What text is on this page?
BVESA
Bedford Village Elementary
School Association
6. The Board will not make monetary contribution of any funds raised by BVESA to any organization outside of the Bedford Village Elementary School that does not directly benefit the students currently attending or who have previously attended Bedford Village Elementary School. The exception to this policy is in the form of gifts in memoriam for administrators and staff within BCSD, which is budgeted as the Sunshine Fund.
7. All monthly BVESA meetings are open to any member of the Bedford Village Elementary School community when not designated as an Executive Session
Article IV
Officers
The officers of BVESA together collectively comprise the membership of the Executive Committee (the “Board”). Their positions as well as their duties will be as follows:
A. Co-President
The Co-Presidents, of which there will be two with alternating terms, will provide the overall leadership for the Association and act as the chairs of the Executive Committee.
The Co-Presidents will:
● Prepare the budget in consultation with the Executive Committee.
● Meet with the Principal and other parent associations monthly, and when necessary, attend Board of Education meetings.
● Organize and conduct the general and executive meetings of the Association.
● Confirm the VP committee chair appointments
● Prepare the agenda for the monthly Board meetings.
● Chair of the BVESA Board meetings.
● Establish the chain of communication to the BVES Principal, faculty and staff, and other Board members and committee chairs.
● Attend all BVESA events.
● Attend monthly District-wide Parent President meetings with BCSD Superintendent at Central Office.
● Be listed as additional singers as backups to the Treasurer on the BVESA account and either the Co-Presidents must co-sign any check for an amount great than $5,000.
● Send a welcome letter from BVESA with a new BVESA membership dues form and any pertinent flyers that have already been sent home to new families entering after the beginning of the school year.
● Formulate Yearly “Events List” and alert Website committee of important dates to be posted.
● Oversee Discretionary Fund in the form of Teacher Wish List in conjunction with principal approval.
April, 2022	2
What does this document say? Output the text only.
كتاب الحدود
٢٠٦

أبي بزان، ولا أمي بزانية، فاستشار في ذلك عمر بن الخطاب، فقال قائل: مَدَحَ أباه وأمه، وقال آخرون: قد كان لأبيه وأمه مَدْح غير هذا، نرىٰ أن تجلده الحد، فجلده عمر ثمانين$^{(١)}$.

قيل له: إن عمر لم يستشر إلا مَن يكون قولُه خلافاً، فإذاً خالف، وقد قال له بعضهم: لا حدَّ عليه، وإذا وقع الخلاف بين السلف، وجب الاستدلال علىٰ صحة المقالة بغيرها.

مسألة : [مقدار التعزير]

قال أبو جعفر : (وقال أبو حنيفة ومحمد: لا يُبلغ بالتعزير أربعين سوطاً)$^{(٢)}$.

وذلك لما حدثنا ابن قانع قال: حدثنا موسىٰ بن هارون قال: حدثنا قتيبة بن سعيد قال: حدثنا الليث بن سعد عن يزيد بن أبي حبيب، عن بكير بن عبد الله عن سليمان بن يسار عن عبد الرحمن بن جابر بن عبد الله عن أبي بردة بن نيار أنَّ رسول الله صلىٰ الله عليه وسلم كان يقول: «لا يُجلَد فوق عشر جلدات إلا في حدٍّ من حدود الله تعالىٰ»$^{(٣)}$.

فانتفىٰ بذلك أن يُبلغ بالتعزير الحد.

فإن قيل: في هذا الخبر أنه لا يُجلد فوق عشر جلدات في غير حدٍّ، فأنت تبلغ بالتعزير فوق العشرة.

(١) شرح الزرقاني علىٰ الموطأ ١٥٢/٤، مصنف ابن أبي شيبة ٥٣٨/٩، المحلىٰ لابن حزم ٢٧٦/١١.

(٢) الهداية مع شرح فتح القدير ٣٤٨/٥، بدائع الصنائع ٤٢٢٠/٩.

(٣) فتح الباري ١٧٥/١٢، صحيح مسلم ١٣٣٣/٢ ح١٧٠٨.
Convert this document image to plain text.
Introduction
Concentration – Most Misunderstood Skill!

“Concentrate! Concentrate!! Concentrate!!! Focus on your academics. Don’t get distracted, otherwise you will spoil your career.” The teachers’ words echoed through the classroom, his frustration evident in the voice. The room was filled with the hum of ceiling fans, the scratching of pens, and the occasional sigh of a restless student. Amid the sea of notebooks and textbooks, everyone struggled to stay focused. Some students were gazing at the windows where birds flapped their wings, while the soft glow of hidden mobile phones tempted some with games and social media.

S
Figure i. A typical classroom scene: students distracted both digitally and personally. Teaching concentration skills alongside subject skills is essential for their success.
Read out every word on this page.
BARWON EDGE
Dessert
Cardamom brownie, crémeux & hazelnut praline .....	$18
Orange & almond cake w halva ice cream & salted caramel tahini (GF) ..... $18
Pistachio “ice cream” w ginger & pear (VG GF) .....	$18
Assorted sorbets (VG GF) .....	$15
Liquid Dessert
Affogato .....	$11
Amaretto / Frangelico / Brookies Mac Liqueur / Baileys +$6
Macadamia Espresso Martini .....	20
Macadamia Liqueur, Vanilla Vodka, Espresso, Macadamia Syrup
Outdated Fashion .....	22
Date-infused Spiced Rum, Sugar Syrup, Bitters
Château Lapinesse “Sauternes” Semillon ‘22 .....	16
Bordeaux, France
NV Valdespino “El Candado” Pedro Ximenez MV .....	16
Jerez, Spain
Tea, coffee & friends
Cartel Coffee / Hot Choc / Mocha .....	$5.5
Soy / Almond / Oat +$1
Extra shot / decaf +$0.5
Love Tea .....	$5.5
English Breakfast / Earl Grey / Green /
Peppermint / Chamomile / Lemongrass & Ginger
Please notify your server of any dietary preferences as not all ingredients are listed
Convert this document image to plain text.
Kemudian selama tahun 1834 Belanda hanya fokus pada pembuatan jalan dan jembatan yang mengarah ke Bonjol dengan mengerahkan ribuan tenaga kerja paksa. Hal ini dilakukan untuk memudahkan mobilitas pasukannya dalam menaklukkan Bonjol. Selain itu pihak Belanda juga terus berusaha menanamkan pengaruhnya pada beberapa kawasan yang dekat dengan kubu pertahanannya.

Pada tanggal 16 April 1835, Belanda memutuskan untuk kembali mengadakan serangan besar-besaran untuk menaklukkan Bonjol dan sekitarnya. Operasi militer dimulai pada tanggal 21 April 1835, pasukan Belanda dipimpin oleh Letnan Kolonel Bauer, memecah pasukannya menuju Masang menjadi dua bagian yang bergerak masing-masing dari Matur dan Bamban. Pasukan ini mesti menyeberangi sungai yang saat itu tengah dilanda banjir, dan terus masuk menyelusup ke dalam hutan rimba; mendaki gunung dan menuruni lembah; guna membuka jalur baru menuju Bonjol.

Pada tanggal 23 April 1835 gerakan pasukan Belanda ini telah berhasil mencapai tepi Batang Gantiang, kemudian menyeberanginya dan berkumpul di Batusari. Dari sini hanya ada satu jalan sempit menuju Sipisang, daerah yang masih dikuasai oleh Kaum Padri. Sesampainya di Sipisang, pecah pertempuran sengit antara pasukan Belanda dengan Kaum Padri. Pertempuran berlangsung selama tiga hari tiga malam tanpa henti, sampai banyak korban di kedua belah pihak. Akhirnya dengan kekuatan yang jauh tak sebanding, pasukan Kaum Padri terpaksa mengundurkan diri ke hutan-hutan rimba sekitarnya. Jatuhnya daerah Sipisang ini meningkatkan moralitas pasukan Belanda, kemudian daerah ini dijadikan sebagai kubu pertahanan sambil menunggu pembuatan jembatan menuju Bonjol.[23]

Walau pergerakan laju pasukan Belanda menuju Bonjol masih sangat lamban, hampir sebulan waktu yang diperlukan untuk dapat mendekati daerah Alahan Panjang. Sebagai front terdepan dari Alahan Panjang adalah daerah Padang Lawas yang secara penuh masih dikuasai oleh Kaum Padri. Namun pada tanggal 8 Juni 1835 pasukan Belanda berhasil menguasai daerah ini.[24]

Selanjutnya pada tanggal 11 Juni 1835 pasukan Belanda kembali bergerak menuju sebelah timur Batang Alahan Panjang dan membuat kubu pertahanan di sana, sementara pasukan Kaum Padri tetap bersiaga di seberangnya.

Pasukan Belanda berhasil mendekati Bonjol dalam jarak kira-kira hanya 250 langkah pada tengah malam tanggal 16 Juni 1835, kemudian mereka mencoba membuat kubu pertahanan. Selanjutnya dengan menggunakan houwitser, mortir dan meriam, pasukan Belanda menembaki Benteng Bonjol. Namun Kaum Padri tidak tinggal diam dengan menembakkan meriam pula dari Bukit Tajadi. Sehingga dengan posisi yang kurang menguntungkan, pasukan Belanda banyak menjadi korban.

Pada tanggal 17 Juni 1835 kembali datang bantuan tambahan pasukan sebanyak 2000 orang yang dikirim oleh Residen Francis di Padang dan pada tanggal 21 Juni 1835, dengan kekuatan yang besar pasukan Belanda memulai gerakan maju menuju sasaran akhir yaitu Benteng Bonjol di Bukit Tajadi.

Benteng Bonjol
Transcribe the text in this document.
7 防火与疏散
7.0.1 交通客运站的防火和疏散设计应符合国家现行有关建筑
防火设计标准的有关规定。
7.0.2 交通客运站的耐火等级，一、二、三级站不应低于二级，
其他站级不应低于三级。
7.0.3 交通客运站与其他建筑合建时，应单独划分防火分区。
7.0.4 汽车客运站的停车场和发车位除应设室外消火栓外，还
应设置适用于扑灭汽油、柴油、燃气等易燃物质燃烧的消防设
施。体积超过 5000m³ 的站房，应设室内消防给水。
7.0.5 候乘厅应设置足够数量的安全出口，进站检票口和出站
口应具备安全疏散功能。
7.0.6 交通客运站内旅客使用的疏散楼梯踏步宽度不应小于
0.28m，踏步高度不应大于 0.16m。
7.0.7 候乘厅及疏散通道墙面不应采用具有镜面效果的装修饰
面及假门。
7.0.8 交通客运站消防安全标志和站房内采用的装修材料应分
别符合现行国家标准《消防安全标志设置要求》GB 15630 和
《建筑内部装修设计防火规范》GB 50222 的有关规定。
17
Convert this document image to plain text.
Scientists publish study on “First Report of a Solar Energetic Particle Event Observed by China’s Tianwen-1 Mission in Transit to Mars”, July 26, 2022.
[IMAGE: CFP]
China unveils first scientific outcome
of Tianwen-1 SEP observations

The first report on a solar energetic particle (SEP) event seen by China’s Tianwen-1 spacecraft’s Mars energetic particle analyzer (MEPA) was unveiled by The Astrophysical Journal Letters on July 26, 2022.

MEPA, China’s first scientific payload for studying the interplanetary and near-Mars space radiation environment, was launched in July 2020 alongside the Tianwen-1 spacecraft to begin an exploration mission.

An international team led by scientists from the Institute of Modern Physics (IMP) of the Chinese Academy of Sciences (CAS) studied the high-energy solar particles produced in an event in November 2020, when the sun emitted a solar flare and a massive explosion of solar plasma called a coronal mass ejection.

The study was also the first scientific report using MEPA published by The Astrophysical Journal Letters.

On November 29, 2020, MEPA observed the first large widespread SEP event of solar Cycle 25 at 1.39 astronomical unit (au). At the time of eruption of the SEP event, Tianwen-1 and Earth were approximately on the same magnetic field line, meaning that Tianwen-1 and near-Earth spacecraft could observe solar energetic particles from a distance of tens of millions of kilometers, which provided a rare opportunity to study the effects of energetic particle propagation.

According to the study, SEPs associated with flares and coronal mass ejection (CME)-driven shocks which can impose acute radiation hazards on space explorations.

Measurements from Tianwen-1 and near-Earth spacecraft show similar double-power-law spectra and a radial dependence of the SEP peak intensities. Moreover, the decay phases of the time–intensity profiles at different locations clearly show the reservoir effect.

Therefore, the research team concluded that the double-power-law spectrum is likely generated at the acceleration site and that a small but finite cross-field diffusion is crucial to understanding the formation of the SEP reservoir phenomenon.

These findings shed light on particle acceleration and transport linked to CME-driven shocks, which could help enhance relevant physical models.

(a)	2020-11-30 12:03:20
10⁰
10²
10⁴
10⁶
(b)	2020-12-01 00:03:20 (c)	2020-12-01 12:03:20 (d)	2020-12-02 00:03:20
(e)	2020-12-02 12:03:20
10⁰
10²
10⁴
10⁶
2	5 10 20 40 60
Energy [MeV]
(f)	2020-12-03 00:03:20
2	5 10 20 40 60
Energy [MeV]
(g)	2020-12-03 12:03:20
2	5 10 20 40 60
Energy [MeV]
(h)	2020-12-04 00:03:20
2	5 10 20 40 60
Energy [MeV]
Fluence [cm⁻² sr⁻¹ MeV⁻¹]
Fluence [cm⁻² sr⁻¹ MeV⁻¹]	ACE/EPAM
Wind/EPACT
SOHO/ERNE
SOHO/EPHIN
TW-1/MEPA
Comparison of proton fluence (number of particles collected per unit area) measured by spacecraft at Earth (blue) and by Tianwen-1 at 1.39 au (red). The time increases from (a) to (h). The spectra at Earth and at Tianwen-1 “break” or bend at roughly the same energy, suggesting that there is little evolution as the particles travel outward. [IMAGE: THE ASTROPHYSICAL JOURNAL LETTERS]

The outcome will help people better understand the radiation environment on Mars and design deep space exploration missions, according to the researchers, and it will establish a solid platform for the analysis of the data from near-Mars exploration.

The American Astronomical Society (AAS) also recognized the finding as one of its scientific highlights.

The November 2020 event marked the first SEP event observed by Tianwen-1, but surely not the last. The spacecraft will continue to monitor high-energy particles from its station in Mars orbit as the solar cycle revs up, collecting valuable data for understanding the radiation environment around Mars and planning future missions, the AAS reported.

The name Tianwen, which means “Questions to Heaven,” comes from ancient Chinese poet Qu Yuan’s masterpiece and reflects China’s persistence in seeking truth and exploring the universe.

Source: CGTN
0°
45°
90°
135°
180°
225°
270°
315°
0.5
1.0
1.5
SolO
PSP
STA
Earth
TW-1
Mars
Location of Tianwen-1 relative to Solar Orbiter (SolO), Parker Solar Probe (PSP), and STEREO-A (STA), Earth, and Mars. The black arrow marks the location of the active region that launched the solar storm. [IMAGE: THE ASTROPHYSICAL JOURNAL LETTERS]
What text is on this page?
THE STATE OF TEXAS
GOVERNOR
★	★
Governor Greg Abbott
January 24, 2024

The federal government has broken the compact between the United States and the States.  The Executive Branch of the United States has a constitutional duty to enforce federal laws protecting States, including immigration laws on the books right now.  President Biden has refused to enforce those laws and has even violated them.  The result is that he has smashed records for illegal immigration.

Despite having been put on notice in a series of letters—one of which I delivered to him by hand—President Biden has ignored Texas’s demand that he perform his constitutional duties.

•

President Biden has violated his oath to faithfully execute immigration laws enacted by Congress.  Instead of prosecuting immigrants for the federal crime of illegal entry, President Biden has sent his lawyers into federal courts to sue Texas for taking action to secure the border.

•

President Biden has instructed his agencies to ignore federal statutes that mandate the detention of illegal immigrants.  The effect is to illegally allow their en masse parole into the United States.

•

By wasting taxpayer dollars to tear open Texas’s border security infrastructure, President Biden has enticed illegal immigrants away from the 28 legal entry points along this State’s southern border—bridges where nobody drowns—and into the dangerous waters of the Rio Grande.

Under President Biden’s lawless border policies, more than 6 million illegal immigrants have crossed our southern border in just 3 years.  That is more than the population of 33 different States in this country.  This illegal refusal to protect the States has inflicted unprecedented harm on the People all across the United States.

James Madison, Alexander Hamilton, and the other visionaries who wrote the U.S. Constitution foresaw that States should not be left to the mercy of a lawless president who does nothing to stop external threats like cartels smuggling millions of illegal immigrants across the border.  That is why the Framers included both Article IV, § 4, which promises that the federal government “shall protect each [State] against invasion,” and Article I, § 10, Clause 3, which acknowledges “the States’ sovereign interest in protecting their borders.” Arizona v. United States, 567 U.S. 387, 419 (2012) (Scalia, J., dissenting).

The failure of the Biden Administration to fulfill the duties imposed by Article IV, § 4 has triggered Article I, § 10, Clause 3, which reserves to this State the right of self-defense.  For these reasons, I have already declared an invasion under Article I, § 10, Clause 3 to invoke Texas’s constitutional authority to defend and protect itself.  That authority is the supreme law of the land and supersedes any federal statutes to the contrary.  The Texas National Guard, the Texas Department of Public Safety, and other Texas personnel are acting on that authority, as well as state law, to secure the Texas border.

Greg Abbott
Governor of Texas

• • • •

■ **WRITTEN EXERCISE**:
Search the entries for "monthly" and copy out each line that has it.

■ **EXERCISE SOLUTION**:
7. All monthly BVESA meetings are open to any member of the Bedford Village Elementary School community when not designated as an Executive Session
● Meet with the Principal and other parent associations monthly, and when necessary, attend Board of Education meetings.
● Prepare the agenda for the monthly Board meetings.
● Attend monthly District-wide Parent President meetings with BCSD Superintendent at Central Office.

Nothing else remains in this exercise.